### [What you need to do]
Print the listing below exactly.

# START OF Dataset records

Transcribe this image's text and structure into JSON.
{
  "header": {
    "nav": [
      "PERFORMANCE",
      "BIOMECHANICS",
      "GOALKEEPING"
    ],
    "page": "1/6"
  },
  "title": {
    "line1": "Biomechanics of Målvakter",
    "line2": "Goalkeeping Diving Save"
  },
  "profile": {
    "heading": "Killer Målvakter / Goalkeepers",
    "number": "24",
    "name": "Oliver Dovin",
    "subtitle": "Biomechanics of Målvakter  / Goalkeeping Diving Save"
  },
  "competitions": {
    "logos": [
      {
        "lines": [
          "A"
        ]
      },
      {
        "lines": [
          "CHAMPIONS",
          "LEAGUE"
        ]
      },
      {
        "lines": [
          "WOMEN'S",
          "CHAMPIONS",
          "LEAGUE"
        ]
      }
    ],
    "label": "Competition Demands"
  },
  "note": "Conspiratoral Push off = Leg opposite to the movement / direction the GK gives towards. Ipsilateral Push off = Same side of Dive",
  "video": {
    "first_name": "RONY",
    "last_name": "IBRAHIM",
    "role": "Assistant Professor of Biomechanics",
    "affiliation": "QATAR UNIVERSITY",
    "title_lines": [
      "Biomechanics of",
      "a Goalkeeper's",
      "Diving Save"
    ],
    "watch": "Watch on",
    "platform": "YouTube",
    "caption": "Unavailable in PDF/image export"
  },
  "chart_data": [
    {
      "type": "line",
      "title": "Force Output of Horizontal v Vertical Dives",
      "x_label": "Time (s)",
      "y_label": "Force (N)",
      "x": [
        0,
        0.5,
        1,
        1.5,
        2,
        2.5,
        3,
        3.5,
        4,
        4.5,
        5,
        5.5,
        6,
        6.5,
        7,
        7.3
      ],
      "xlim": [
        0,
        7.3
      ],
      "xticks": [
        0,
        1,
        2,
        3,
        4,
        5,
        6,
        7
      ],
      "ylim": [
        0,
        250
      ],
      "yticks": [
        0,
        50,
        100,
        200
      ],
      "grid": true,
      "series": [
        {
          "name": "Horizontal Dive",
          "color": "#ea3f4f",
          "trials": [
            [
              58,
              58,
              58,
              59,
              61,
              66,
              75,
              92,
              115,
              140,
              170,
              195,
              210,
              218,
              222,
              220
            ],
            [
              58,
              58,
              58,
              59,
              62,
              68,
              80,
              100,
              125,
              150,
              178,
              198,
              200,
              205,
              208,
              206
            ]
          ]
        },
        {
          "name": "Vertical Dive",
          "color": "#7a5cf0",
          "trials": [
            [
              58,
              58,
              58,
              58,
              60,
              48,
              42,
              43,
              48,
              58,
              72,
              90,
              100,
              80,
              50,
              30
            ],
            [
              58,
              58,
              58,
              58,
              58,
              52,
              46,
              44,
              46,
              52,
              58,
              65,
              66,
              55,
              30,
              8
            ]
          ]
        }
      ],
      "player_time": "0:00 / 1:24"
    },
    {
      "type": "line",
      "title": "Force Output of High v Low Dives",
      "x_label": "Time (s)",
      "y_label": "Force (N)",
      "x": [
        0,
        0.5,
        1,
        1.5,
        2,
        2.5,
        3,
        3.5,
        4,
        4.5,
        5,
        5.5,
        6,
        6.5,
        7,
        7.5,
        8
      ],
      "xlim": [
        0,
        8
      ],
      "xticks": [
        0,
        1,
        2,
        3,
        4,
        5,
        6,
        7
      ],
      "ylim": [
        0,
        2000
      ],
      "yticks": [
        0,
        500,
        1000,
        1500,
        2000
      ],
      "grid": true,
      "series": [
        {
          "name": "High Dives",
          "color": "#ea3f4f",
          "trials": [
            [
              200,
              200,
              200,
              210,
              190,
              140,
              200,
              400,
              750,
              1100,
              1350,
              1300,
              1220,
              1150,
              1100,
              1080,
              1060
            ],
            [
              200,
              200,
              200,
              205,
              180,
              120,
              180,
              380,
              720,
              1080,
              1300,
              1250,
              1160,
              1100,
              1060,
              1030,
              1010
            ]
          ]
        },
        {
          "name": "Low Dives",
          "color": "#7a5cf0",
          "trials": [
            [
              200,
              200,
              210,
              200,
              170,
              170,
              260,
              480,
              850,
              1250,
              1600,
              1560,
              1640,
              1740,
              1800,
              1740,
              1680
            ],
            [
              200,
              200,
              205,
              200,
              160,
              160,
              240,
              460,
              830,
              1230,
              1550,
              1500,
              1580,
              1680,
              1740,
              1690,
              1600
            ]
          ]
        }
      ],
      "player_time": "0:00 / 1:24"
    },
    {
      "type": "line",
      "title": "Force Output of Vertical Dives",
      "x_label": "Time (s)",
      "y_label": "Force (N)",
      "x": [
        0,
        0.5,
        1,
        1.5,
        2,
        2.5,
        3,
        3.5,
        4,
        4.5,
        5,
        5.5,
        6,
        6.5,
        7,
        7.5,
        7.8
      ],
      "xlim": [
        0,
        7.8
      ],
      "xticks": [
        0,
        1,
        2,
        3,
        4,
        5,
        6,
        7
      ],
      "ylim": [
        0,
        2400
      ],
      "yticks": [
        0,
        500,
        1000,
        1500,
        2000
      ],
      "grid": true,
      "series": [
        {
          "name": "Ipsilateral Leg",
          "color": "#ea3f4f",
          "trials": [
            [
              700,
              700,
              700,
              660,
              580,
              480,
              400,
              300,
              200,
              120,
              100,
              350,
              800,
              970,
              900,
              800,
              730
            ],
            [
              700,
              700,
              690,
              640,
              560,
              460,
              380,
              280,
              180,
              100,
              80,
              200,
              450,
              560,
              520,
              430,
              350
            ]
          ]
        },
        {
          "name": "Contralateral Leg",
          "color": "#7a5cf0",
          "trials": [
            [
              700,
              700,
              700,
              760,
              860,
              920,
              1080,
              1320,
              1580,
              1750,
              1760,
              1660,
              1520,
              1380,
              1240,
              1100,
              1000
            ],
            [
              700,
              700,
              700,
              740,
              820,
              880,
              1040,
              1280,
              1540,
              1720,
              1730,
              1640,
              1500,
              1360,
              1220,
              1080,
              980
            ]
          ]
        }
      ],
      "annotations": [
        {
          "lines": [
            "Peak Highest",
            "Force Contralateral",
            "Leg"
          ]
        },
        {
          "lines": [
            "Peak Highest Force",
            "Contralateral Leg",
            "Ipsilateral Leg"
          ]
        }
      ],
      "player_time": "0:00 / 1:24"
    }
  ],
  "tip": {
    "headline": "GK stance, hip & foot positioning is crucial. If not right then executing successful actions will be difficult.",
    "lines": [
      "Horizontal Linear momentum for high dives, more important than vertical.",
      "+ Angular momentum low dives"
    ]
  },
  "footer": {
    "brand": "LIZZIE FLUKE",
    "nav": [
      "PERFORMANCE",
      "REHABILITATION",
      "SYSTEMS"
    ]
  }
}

# END OF Dataset records

### [Response for this exercise]
Transcribe this image's text and structure into JSON.
{
  "header": {
    "nav": [
      "PERFORMANCE",
      "BIOMECHANICS",
      "GOALKEEPING"
    ],
    "page": "1/6"
  },
  "title": {
    "line1": "Biomechanics of Målvakter",
    "line2": "Goalkeeping Diving Save"
  },
  "profile": {
    "heading": "Killer Målvakter / Goalkeepers",
    "number": "24",
    "name": "Oliver Dovin",
    "subtitle": "Biomechanics of Målvakter  / Goalkeeping Diving Save"
  },
  "competitions": {
    "logos": [
      {
        "lines": [
          "A"
        ]
      },
      {
        "lines": [
          "CHAMPIONS",
          "LEAGUE"
        ]
      },
      {
        "lines": [
          "WOMEN'S",
          "CHAMPIONS",
          "LEAGUE"
        ]
      }
    ],
    "label": "Competition Demands"
  },
  "note": "Conspiratoral Push off = Leg opposite to the movement / direction the GK gives towards. Ipsilateral Push off = Same side of Dive",
  "video": {
    "first_name": "RONY",
    "last_name": "IBRAHIM",
    "role": "Assistant Professor of Biomechanics",
    "affiliation": "QATAR UNIVERSITY",
    "title_lines": [
      "Biomechanics of",
      "a Goalkeeper's",
      "Diving Save"
    ],
    "watch": "Watch on",
    "platform": "YouTube",
    "caption": "Unavailable in PDF/image export"
  },
  "chart_data": [
    {
      "type": "line",
      "title": "Force Output of Horizontal v Vertical Dives",
      "x_label": "Time (s)",
      "y_label": "Force (N)",
      "x": [
        0,
        0.5,
        1,
        1.5,
        2,
        2.5,
        3,
        3.5,
        4,
        4.5,
        5,
        5.5,
        6,
        6.5,
        7,
        7.3
      ],
      "xlim": [
        0,
        7.3
      ],
      "xticks": [
        0,
        1,
        2,
        3,
        4,
        5,
        6,
        7
      ],
      "ylim": [
        0,
        250
      ],
      "yticks": [
        0,
        50,
        100,
        200
      ],
      "grid": true,
      "series": [
        {
          "name": "Horizontal Dive",
          "color": "#ea3f4f",
          "trials": [
            [
              58,
              58,
              58,
              59,
              61,
              66,
              75,
              92,
              115,
              140,
              170,
              195,
              210,
              218,
              222,
              220
            ],
            [
              58,
              58,
              58,
              59,
              62,
              68,
              80,
              100,
              125,
              150,
              178,
              198,
              200,
              205,
              208,
              206
            ]
          ]
        },
        {
          "name": "Vertical Dive",
          "color": "#7a5cf0",
          "trials": [
            [
              58,
              58,
              58,
              58,
              60,
              48,
              42,
              43,
              48,
              58,
              72,
              90,
              100,
              80,
              50,
              30
            ],
            [
              58,
              58,
              58,
              58,
              58,
              52,
              46,
              44,
              46,
              52,
              58,
              65,
              66,
              55,
              30,
              8
            ]
          ]
        }
      ],
      "player_time": "0:00 / 1:24"
    },
    {
      "type": "line",
      "title": "Force Output of High v Low Dives",
      "x_label": "Time (s)",
      "y_label": "Force (N)",
      "x": [
        0,
        0.5,
        1,
        1.5,
        2,
        2.5,
        3,
        3.5,
        4,
        4.5,
        5,
        5.5,
        6,
        6.5,
        7,
        7.5,
        8
      ],
      "xlim": [
        0,
        8
      ],
      "xticks": [
        0,
        1,
        2,
        3,
        4,
        5,
        6,
        7
      ],
      "ylim": [
        0,
        2000
      ],
      "yticks": [
        0,
        500,
        1000,
        1500,
        2000
      ],
      "grid": true,
      "series": [
        {
          "name": "High Dives",
          "color": "#ea3f4f",
          "trials": [
            [
              200,
              200,
              200,
              210,
              190,
              140,
              200,
              400,
              750,
              1100,
              1350,
              1300,
              1220,
              1150,
              1100,
              1080,
              1060
            ],
            [
              200,
              200,
              200,
              205,
              180,
              120,
              180,
              380,
              720,
              1080,
              1300,
              1250,
              1160,
              1100,
              1060,
              1030,
              1010
            ]
          ]
        },
        {
          "name": "Low Dives",
          "color": "#7a5cf0",
          "trials": [
            [
              200,
              200,
              210,
              200,
              170,
              170,
              260,
              480,
              850,
              1250,
              1600,
              1560,
              1640,
              1740,
              1800,
              1740,
              1680
            ],
            [
              200,
              200,
              205,
              200,
              160,
              160,
              240,
              460,
              830,
              1230,
              1550,
              1500,
              1580,
              1680,
              1740,
              1690,
              1600
            ]
          ]
        }
      ],
      "player_time": "0:00 / 1:24"
    },
    {
      "type": "line",
      "title": "Force Output of Vertical Dives",
      "x_label": "Time (s)",
      "y_label": "Force (N)",
      "x": [
        0,
        0.5,
        1,
        1.5,
        2,
        2.5,
        3,
        3.5,
        4,
        4.5,
        5,
        5.5,
        6,
        6.5,
        7,
        7.5,
        7.8
      ],
      "xlim": [
        0,
        7.8
      ],
      "xticks": [
        0,
        1,
        2,
        3,
        4,
        5,
        6,
        7
      ],
      "ylim": [
        0,
        2400
      ],
      "yticks": [
        0,
        500,
        1000,
        1500,
        2000
      ],
      "grid": true,
      "series": [
        {
          "name": "Ipsilateral Leg",
          "color": "#ea3f4f",
          "trials": [
            [
              700,
              700,
              700,
              660,
              580,
              480,
              400,
              300,
              200,
              120,
              100,
              350,
              800,
              970,
              900,
              800,
              730
            ],
            [
              700,
              700,
              690,
              640,
              560,
              460,
              380,
              280,
              180,
              100,
              80,
              200,
              450,
              560,
              520,
              430,
              350
            ]
          ]
        },
        {
          "name": "Contralateral Leg",
          "color": "#7a5cf0",
          "trials": [
            [
              700,
              700,
              700,
              760,
              860,
              920,
              1080,
              1320,
              1580,
              1750,
              1760,
              1660,
              1520,
              1380,
              1240,
              1100,
              1000
            ],
            [
              700,
              700,
              700,
              740,
              820,
              880,
              1040,
              1280,
              1540,
              1720,
              1730,
              1640,
              1500,
              1360,
              1220,
              1080,
              980
            ]
          ]
        }
      ],
      "annotations": [
        {
          "lines": [
            "Peak Highest",
            "Force Contralateral",
            "Leg"
          ]
        },
        {
          "lines": [
            "Peak Highest Force",
            "Contralateral Leg",
            "Ipsilateral Leg"
          ]
        }
      ],
      "player_time": "0:00 / 1:24"
    }
  ],
  "tip": {
    "headline": "GK stance, hip & foot positioning is crucial. If not right then executing successful actions will be difficult.",
    "lines": [
      "Horizontal Linear momentum for high dives, more important than vertical.",
      "+ Angular momentum low dives"
    ]
  },
  "footer": {
    "brand": "LIZZIE FLUKE",
    "nav": [
      "PERFORMANCE",
      "REHABILITATION",
      "SYSTEMS"
    ]
  }
}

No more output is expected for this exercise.